## TASK GOAL
Rewrite the records below so that every "plot-frame" becomes "plot-area", with nothing else changed. Omit the pictures from your answer.

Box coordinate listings
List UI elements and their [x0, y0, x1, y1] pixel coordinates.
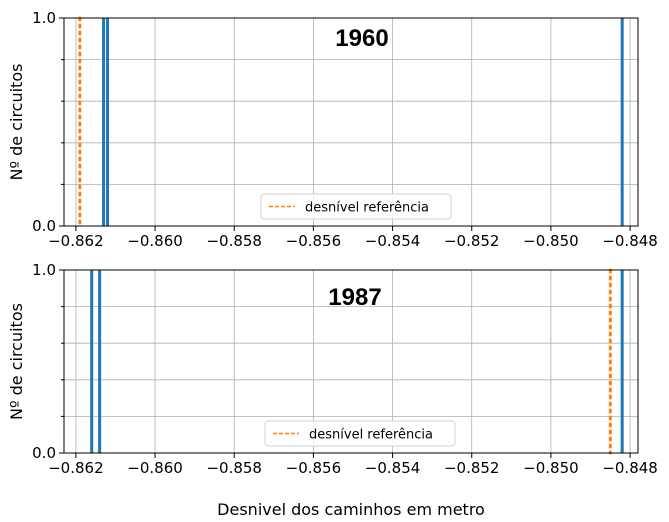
x-tick-label: −0.858: [206, 232, 262, 250]
plot-frame: [63, 17, 639, 227]
plot-frame: [63, 269, 639, 454]
legend-box: [264, 420, 456, 447]
legend-label: desnível referência: [309, 428, 433, 443]
y-axis-label: Nº de circuitos: [7, 303, 26, 420]
x-tick-label: −0.860: [127, 459, 183, 477]
chart-panel-1987: −0.862 −0.860 −0.858 −0.856 −0.854 −0.852 −0.8…: [7, 261, 658, 519]
x-tick-label: −0.862: [48, 459, 104, 477]
y-tick-label: 0.0: [32, 444, 56, 462]
y-tick-label: 1.0: [32, 9, 56, 27]
legend-label: desnível referência: [305, 201, 429, 216]
x-tick-label: −0.858: [206, 459, 262, 477]
panel-title: 1987: [328, 284, 381, 311]
legend-box: [260, 193, 452, 220]
x-tick-label: −0.854: [365, 459, 421, 477]
x-tick-label: −0.850: [523, 232, 579, 250]
panel-title: 1960: [335, 25, 388, 52]
x-tick-label: −0.862: [48, 232, 104, 250]
x-axis-label: Desnivel dos caminhos em metro: [217, 500, 485, 519]
x-tick-label: −0.856: [286, 232, 342, 250]
x-tick-label: −0.852: [444, 459, 500, 477]
x-tick-label: −0.860: [127, 232, 183, 250]
y-tick-label: 0.0: [32, 217, 56, 235]
x-tick-label: −0.850: [523, 459, 579, 477]
y-tick-label: 1.0: [32, 261, 56, 279]
x-tick-label: −0.856: [286, 459, 342, 477]
chart-panel-1960: −0.862 −0.860 −0.858 −0.856 −0.854 −0.852 −0.8…: [7, 9, 658, 250]
x-tick-label: −0.848: [602, 459, 658, 477]
x-tick-label: −0.848: [602, 232, 658, 250]
y-axis-label: Nº de circuitos: [7, 64, 26, 181]
x-tick-label: −0.852: [444, 232, 500, 250]
x-tick-label: −0.854: [365, 232, 421, 250]
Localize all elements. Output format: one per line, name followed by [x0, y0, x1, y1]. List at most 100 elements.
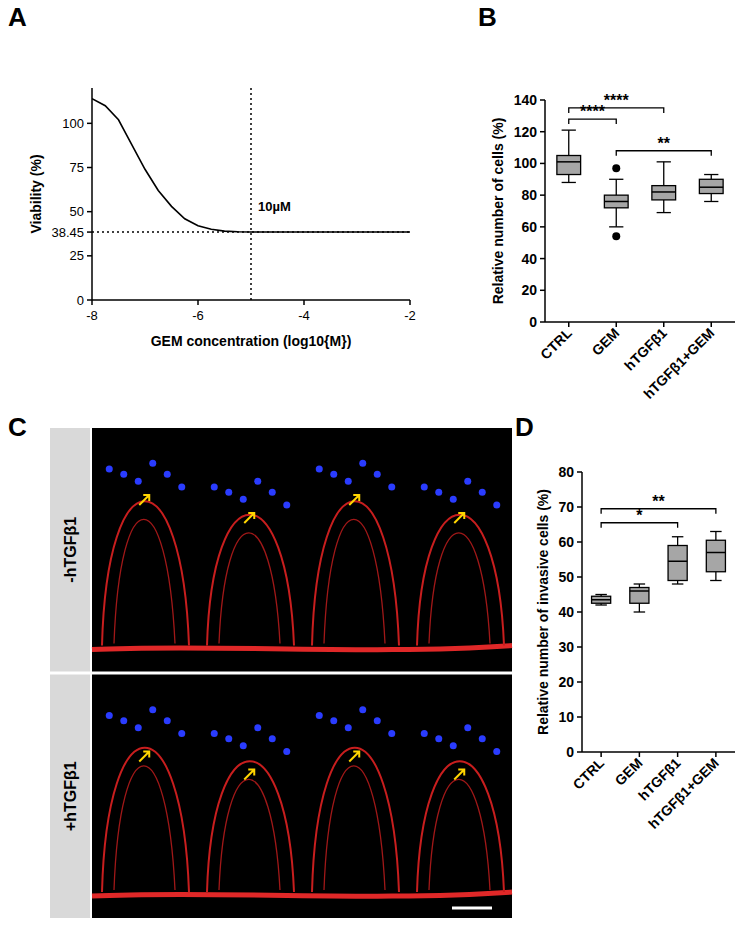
- nucleus: [464, 724, 471, 731]
- x-tick: [409, 300, 411, 305]
- y-tick: [540, 99, 545, 101]
- y-tick-label: 100: [514, 155, 538, 171]
- panel-letter: A: [8, 2, 27, 32]
- x-tick-label: hTGFβ1: [621, 325, 670, 374]
- max-cap: [672, 536, 683, 537]
- x-axis: [582, 751, 735, 753]
- x-tick: [663, 322, 665, 327]
- y-tick-label: 38.45: [51, 225, 84, 240]
- significance-label: **: [652, 493, 665, 510]
- nucleus: [421, 483, 428, 490]
- villus-inner: [219, 779, 280, 890]
- y-tick: [87, 123, 92, 125]
- significance-label: **: [658, 135, 671, 152]
- x-tick: [303, 300, 305, 305]
- villus-inner: [219, 533, 280, 644]
- y-tick-label: 20: [558, 674, 574, 690]
- villus-inner: [114, 519, 175, 643]
- nucleus: [374, 717, 381, 724]
- label-strip: [50, 428, 90, 672]
- y-tick-label: 80: [521, 187, 537, 203]
- min-cap: [672, 583, 683, 584]
- label-strip: [50, 675, 90, 919]
- x-tick-label: GEM: [612, 755, 646, 789]
- condition-label: -hTGFβ1: [62, 517, 79, 583]
- nucleus: [316, 712, 323, 719]
- micrograph-bg: [92, 428, 512, 672]
- y-tick: [540, 194, 545, 196]
- box: [557, 156, 581, 175]
- nucleus: [225, 489, 232, 496]
- nucleus: [435, 735, 442, 742]
- arrow: [454, 513, 464, 523]
- villus: [312, 748, 399, 892]
- x-tick-label: GEM: [589, 325, 623, 359]
- y-tick-label: 40: [558, 604, 574, 620]
- nucleus: [359, 706, 366, 713]
- nucleus: [254, 724, 261, 731]
- nucleus: [211, 730, 218, 737]
- nucleus: [120, 717, 127, 724]
- y-tick-label: 40: [521, 251, 537, 267]
- y-axis: [91, 88, 93, 300]
- panel-letter: D: [515, 412, 534, 442]
- y-tick-label: 100: [62, 116, 84, 131]
- max-cap: [704, 174, 718, 175]
- x-tick: [639, 752, 641, 757]
- lower-whisker: [616, 208, 617, 227]
- lower-whisker: [711, 194, 712, 202]
- nucleus: [359, 460, 366, 467]
- upper-whisker: [663, 162, 664, 186]
- plot-area: [92, 88, 410, 300]
- nucleus: [388, 483, 395, 490]
- nucleus: [330, 717, 337, 724]
- nucleus: [135, 478, 142, 485]
- y-axis: [544, 100, 546, 322]
- nucleus: [374, 471, 381, 478]
- y-tick-label: 0: [77, 293, 84, 308]
- nucleus: [149, 460, 156, 467]
- arrow: [244, 513, 254, 523]
- y-tick-label: 10: [558, 709, 574, 725]
- y-tick: [87, 231, 92, 233]
- y-tick: [577, 716, 582, 718]
- median: [706, 552, 725, 554]
- villus: [102, 501, 189, 645]
- plot-area: [592, 532, 726, 613]
- max-cap: [710, 531, 721, 532]
- median: [668, 561, 687, 563]
- villus: [417, 761, 504, 892]
- basement-band: [92, 646, 512, 650]
- arrow: [139, 752, 149, 762]
- box: [652, 186, 676, 200]
- micrograph: [92, 428, 512, 672]
- y-tick: [577, 576, 582, 578]
- min-cap: [595, 604, 606, 605]
- villus: [207, 515, 294, 646]
- panel-letter: B: [478, 2, 497, 32]
- arrow: [349, 752, 359, 762]
- nucleus: [479, 735, 486, 742]
- y-tick-label: 25: [70, 248, 84, 263]
- y-tick: [540, 321, 545, 323]
- nucleus: [388, 730, 395, 737]
- nucleus: [211, 483, 218, 490]
- y-tick: [87, 211, 92, 213]
- arrow: [244, 770, 254, 780]
- median: [557, 161, 581, 163]
- nucleus: [135, 724, 142, 731]
- basement-band: [92, 892, 512, 896]
- y-tick-label: 0: [566, 744, 574, 760]
- nucleus: [269, 489, 276, 496]
- y-tick: [577, 506, 582, 508]
- lower-whisker: [663, 200, 664, 213]
- y-tick-label: 0: [529, 314, 537, 330]
- villus-inner: [429, 533, 490, 644]
- x-tick-label: CTRL: [570, 754, 608, 792]
- x-tick: [715, 752, 717, 757]
- x-tick: [568, 322, 570, 327]
- y-tick: [577, 611, 582, 613]
- x-tick-label: -6: [192, 308, 204, 323]
- max-cap: [634, 583, 645, 584]
- y-tick-label: 50: [558, 569, 574, 585]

## EXERCISE OUTPUT
List UI elements and their [x0, y0, x1, y1] pixel coordinates.
x-tick-label: −0.858: [206, 232, 262, 250]
plot-area: [63, 17, 639, 227]
plot-area: [63, 269, 639, 454]
legend-box: [264, 420, 456, 447]
legend-label: desnível referência: [309, 428, 433, 443]
y-axis-label: Nº de circuitos: [7, 303, 26, 420]
x-tick-label: −0.860: [127, 459, 183, 477]
chart-panel-1987: −0.862 −0.860 −0.858 −0.856 −0.854 −0.852 −0.8…: [7, 261, 658, 519]
x-tick-label: −0.862: [48, 459, 104, 477]
y-tick-label: 0.0: [32, 444, 56, 462]
y-tick-label: 1.0: [32, 9, 56, 27]
legend-label: desnível referência: [305, 201, 429, 216]
x-tick-label: −0.858: [206, 459, 262, 477]
panel-title: 1987: [328, 284, 381, 311]
legend-box: [260, 193, 452, 220]
x-tick-label: −0.854: [365, 459, 421, 477]
x-tick-label: −0.850: [523, 232, 579, 250]
panel-title: 1960: [335, 25, 388, 52]
x-tick-label: −0.862: [48, 232, 104, 250]
x-axis-label: Desnivel dos caminhos em metro: [217, 500, 485, 519]
x-tick-label: −0.856: [286, 232, 342, 250]
x-tick-label: −0.852: [444, 459, 500, 477]
x-tick-label: −0.860: [127, 232, 183, 250]
y-tick-label: 0.0: [32, 217, 56, 235]
x-tick-label: −0.850: [523, 459, 579, 477]
y-tick-label: 1.0: [32, 261, 56, 279]
x-tick-label: −0.856: [286, 459, 342, 477]
chart-panel-1960: −0.862 −0.860 −0.858 −0.856 −0.854 −0.852 −0.8…: [7, 9, 658, 250]
x-tick-label: −0.848: [602, 459, 658, 477]
x-tick-label: −0.848: [602, 232, 658, 250]
y-axis-label: Nº de circuitos: [7, 64, 26, 181]
x-tick-label: −0.852: [444, 232, 500, 250]
x-tick-label: −0.854: [365, 232, 421, 250]
Localize all elements. Output format: one per line, name followed by [x0, y0, x1, y1]. List at most 100 elements.
- nucleus: [464, 724, 471, 731]
- x-tick: [409, 300, 411, 305]
- y-tick: [540, 99, 545, 101]
- y-tick-label: 100: [514, 155, 538, 171]
- panel-letter: A: [8, 2, 27, 32]
- x-tick-label: hTGFβ1: [621, 325, 670, 374]
- max-cap: [672, 536, 683, 537]
- x-axis: [582, 751, 735, 753]
- x-tick: [663, 322, 665, 327]
- y-tick-label: 38.45: [51, 225, 84, 240]
- significance-label: **: [652, 493, 665, 510]
- nucleus: [421, 483, 428, 490]
- villus-inner: [219, 779, 280, 890]
- y-tick: [87, 123, 92, 125]
- significance-label: **: [658, 135, 671, 152]
- x-tick: [303, 300, 305, 305]
- villus-inner: [219, 533, 280, 644]
- y-tick-label: 20: [558, 674, 574, 690]
- villus-inner: [114, 519, 175, 643]
- nucleus: [374, 717, 381, 724]
- label-strip: [50, 428, 90, 672]
- y-tick-label: 80: [521, 187, 537, 203]
- min-cap: [672, 583, 683, 584]
- label-strip: [50, 675, 90, 919]
- x-tick-label: GEM: [612, 755, 646, 789]
- condition-label: -hTGFβ1: [62, 517, 79, 583]
- nucleus: [316, 712, 323, 719]
- micrograph-bg: [92, 428, 512, 672]
- y-tick: [540, 194, 545, 196]
- box: [557, 156, 581, 175]
- nucleus: [225, 489, 232, 496]
- nucleus: [435, 735, 442, 742]
- arrow: [454, 513, 464, 523]
- villus: [312, 748, 399, 892]
- x-tick-label: GEM: [589, 325, 623, 359]
- y-tick-label: 40: [558, 604, 574, 620]
- nucleus: [359, 706, 366, 713]
- nucleus: [254, 724, 261, 731]
- nucleus: [211, 730, 218, 737]
- nucleus: [120, 717, 127, 724]
- y-tick-label: 40: [521, 251, 537, 267]
- y-axis: [91, 88, 93, 300]
- panel-letter: D: [515, 412, 534, 442]
- y-tick-label: 100: [62, 116, 84, 131]
- max-cap: [704, 174, 718, 175]
- x-tick: [639, 752, 641, 757]
- lower-whisker: [616, 208, 617, 227]
- lower-whisker: [711, 194, 712, 202]
- nucleus: [359, 460, 366, 467]
- upper-whisker: [663, 162, 664, 186]
- plot-area: [92, 88, 410, 300]
- nucleus: [388, 483, 395, 490]
- nucleus: [330, 717, 337, 724]
- nucleus: [135, 478, 142, 485]
- y-axis: [544, 100, 546, 322]
- nucleus: [374, 471, 381, 478]
- y-tick-label: 0: [77, 293, 84, 308]
- nucleus: [149, 460, 156, 467]
- arrow: [244, 513, 254, 523]
- y-tick-label: 10: [558, 709, 574, 725]
- y-tick: [87, 231, 92, 233]
- y-tick: [577, 716, 582, 718]
- median: [706, 552, 725, 554]
- villus: [102, 501, 189, 645]
- plot-area: [592, 532, 726, 613]
- max-cap: [710, 531, 721, 532]
- median: [668, 561, 687, 563]
- villus: [417, 761, 504, 892]
- basement-band: [92, 646, 512, 650]
- arrow: [139, 752, 149, 762]
- box: [652, 186, 676, 200]
- micrograph: [92, 428, 512, 672]
- y-tick: [577, 576, 582, 578]
- min-cap: [595, 604, 606, 605]
- villus: [207, 515, 294, 646]
- panel-letter: B: [478, 2, 497, 32]
- arrow: [349, 752, 359, 762]
- nucleus: [479, 735, 486, 742]
- y-tick-label: 25: [70, 248, 84, 263]
- y-tick: [540, 321, 545, 323]
- nucleus: [388, 730, 395, 737]
- nucleus: [211, 483, 218, 490]
- y-tick: [87, 211, 92, 213]
- arrow: [244, 770, 254, 780]
- median: [557, 161, 581, 163]
- nucleus: [135, 724, 142, 731]
- basement-band: [92, 892, 512, 896]
- y-tick-label: 0: [566, 744, 574, 760]
- nucleus: [269, 489, 276, 496]
- y-tick: [577, 506, 582, 508]
- lower-whisker: [663, 200, 664, 213]
- y-tick-label: 0: [529, 314, 537, 330]
- villus-inner: [429, 533, 490, 644]
- x-tick-label: CTRL: [570, 754, 608, 792]
- x-tick: [715, 752, 717, 757]
- x-tick: [568, 322, 570, 327]
- y-tick: [577, 611, 582, 613]
- x-tick-label: -6: [192, 308, 204, 323]
- max-cap: [634, 583, 645, 584]
- y-tick-label: 50: [558, 569, 574, 585]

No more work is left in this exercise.